-- Written exercise --
Each record is to be printed again precisely as it reads.

Stored data entries
++++++++++++++++++++

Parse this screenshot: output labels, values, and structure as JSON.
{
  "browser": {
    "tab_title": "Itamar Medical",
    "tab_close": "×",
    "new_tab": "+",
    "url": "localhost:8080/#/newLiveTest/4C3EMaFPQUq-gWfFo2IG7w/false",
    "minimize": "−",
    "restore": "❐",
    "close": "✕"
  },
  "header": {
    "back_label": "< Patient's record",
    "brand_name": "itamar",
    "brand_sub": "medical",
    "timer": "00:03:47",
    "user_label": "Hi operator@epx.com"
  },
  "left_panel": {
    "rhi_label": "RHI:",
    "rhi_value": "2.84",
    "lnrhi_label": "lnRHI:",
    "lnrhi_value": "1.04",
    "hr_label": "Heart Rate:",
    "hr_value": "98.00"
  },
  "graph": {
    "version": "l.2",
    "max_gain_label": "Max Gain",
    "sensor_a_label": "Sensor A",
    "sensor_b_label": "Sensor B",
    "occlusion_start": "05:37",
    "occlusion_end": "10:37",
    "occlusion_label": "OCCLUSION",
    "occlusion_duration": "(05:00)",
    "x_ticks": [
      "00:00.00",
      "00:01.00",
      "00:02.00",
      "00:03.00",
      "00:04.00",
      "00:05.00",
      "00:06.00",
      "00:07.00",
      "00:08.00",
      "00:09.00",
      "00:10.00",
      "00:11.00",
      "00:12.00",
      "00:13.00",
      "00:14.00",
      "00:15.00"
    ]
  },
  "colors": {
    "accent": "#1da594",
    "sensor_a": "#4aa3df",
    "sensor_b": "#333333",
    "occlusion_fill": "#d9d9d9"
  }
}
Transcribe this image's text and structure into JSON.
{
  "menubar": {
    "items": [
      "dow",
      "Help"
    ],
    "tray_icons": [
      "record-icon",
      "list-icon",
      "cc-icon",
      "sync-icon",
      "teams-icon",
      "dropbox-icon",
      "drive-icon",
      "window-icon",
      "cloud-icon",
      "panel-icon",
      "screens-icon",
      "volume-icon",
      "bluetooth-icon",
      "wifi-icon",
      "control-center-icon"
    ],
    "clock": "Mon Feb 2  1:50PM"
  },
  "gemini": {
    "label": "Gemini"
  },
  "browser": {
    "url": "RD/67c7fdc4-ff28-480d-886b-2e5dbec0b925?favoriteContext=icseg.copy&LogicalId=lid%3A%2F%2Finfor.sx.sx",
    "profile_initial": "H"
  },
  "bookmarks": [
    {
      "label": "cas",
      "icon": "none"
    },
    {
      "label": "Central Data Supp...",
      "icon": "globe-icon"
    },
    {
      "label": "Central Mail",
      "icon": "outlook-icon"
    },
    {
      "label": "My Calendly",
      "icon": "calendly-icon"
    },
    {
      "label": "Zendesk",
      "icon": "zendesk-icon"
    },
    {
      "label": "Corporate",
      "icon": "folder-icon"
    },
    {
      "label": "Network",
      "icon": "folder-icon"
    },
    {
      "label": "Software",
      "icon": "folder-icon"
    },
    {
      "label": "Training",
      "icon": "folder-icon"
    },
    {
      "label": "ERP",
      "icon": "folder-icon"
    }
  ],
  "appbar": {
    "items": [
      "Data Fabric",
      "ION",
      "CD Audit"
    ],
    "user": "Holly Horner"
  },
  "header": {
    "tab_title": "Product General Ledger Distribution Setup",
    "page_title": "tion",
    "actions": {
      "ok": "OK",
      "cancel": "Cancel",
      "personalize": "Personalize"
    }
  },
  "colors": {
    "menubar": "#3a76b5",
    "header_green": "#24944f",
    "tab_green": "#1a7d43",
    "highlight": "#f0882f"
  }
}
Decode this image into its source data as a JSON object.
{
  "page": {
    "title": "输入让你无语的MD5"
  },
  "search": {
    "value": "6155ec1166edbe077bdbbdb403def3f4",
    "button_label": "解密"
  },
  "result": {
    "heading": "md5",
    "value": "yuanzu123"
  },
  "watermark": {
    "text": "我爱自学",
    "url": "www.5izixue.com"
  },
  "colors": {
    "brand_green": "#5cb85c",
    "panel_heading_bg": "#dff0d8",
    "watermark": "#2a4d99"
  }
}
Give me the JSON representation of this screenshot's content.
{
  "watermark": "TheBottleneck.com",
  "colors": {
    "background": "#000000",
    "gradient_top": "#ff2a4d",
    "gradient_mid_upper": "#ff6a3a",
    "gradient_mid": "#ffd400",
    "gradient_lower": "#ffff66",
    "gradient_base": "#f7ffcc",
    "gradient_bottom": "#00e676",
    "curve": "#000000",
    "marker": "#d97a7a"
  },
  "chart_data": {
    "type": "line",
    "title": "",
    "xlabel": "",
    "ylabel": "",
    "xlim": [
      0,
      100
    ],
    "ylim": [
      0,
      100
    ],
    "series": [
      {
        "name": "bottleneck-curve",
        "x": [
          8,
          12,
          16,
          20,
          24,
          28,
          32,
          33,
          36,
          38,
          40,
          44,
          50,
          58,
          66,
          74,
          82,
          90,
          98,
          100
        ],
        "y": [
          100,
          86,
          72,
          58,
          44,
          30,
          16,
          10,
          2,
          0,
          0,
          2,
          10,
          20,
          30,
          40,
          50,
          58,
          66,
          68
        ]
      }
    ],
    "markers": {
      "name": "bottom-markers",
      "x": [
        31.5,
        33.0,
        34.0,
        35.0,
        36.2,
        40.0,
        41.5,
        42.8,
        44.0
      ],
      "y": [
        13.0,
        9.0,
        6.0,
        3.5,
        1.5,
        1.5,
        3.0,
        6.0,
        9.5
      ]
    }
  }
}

++++++++++++++++++++

-- Solution to the problem --
Parse this screenshot: output labels, values, and structure as JSON.
{
  "browser": {
    "tab_title": "Itamar Medical",
    "tab_close": "×",
    "new_tab": "+",
    "url": "localhost:8080/#/newLiveTest/4C3EMaFPQUq-gWfFo2IG7w/false",
    "minimize": "−",
    "restore": "❐",
    "close": "✕"
  },
  "header": {
    "back_label": "< Patient's record",
    "brand_name": "itamar",
    "brand_sub": "medical",
    "timer": "00:03:47",
    "user_label": "Hi operator@epx.com"
  },
  "left_panel": {
    "rhi_label": "RHI:",
    "rhi_value": "2.84",
    "lnrhi_label": "lnRHI:",
    "lnrhi_value": "1.04",
    "hr_label": "Heart Rate:",
    "hr_value": "98.00"
  },
  "graph": {
    "version": "l.2",
    "max_gain_label": "Max Gain",
    "sensor_a_label": "Sensor A",
    "sensor_b_label": "Sensor B",
    "occlusion_start": "05:37",
    "occlusion_end": "10:37",
    "occlusion_label": "OCCLUSION",
    "occlusion_duration": "(05:00)",
    "x_ticks": [
      "00:00.00",
      "00:01.00",
      "00:02.00",
      "00:03.00",
      "00:04.00",
      "00:05.00",
      "00:06.00",
      "00:07.00",
      "00:08.00",
      "00:09.00",
      "00:10.00",
      "00:11.00",
      "00:12.00",
      "00:13.00",
      "00:14.00",
      "00:15.00"
    ]
  },
  "colors": {
    "accent": "#1da594",
    "sensor_a": "#4aa3df",
    "sensor_b": "#333333",
    "occlusion_fill": "#d9d9d9"
  }
}
Transcribe this image's text and structure into JSON.
{
  "menubar": {
    "items": [
      "dow",
      "Help"
    ],
    "tray_icons": [
      "record-icon",
      "list-icon",
      "cc-icon",
      "sync-icon",
      "teams-icon",
      "dropbox-icon",
      "drive-icon",
      "window-icon",
      "cloud-icon",
      "panel-icon",
      "screens-icon",
      "volume-icon",
      "bluetooth-icon",
      "wifi-icon",
      "control-center-icon"
    ],
    "clock": "Mon Feb 2  1:50PM"
  },
  "gemini": {
    "label": "Gemini"
  },
  "browser": {
    "url": "RD/67c7fdc4-ff28-480d-886b-2e5dbec0b925?favoriteContext=icseg.copy&LogicalId=lid%3A%2F%2Finfor.sx.sx",
    "profile_initial": "H"
  },
  "bookmarks": [
    {
      "label": "cas",
      "icon": "none"
    },
    {
      "label": "Central Data Supp...",
      "icon": "globe-icon"
    },
    {
      "label": "Central Mail",
      "icon": "outlook-icon"
    },
    {
      "label": "My Calendly",
      "icon": "calendly-icon"
    },
    {
      "label": "Zendesk",
      "icon": "zendesk-icon"
    },
    {
      "label": "Corporate",
      "icon": "folder-icon"
    },
    {
      "label": "Network",
      "icon": "folder-icon"
    },
    {
      "label": "Software",
      "icon": "folder-icon"
    },
    {
      "label": "Training",
      "icon": "folder-icon"
    },
    {
      "label": "ERP",
      "icon": "folder-icon"
    }
  ],
  "appbar": {
    "items": [
      "Data Fabric",
      "ION",
      "CD Audit"
    ],
    "user": "Holly Horner"
  },
  "header": {
    "tab_title": "Product General Ledger Distribution Setup",
    "page_title": "tion",
    "actions": {
      "ok": "OK",
      "cancel": "Cancel",
      "personalize": "Personalize"
    }
  },
  "colors": {
    "menubar": "#3a76b5",
    "header_green": "#24944f",
    "tab_green": "#1a7d43",
    "highlight": "#f0882f"
  }
}
Decode this image into its source data as a JSON object.
{
  "page": {
    "title": "输入让你无语的MD5"
  },
  "search": {
    "value": "6155ec1166edbe077bdbbdb403def3f4",
    "button_label": "解密"
  },
  "result": {
    "heading": "md5",
    "value": "yuanzu123"
  },
  "watermark": {
    "text": "我爱自学",
    "url": "www.5izixue.com"
  },
  "colors": {
    "brand_green": "#5cb85c",
    "panel_heading_bg": "#dff0d8",
    "watermark": "#2a4d99"
  }
}
Give me the JSON representation of this screenshot's content.
{
  "watermark": "TheBottleneck.com",
  "colors": {
    "background": "#000000",
    "gradient_top": "#ff2a4d",
    "gradient_mid_upper": "#ff6a3a",
    "gradient_mid": "#ffd400",
    "gradient_lower": "#ffff66",
    "gradient_base": "#f7ffcc",
    "gradient_bottom": "#00e676",
    "curve": "#000000",
    "marker": "#d97a7a"
  },
  "chart_data": {
    "type": "line",
    "title": "",
    "xlabel": "",
    "ylabel": "",
    "xlim": [
      0,
      100
    ],
    "ylim": [
      0,
      100
    ],
    "series": [
      {
        "name": "bottleneck-curve",
        "x": [
          8,
          12,
          16,
          20,
          24,
          28,
          32,
          33,
          36,
          38,
          40,
          44,
          50,
          58,
          66,
          74,
          82,
          90,
          98,
          100
        ],
        "y": [
          100,
          86,
          72,
          58,
          44,
          30,
          16,
          10,
          2,
          0,
          0,
          2,
          10,
          20,
          30,
          40,
          50,
          58,
          66,
          68
        ]
      }
    ],
    "markers": {
      "name": "bottom-markers",
      "x": [
        31.5,
        33.0,
        34.0,
        35.0,
        36.2,
        40.0,
        41.5,
        42.8,
        44.0
      ],
      "y": [
        13.0,
        9.0,
        6.0,
        3.5,
        1.5,
        1.5,
        3.0,
        6.0,
        9.5
      ]
    }
  }
}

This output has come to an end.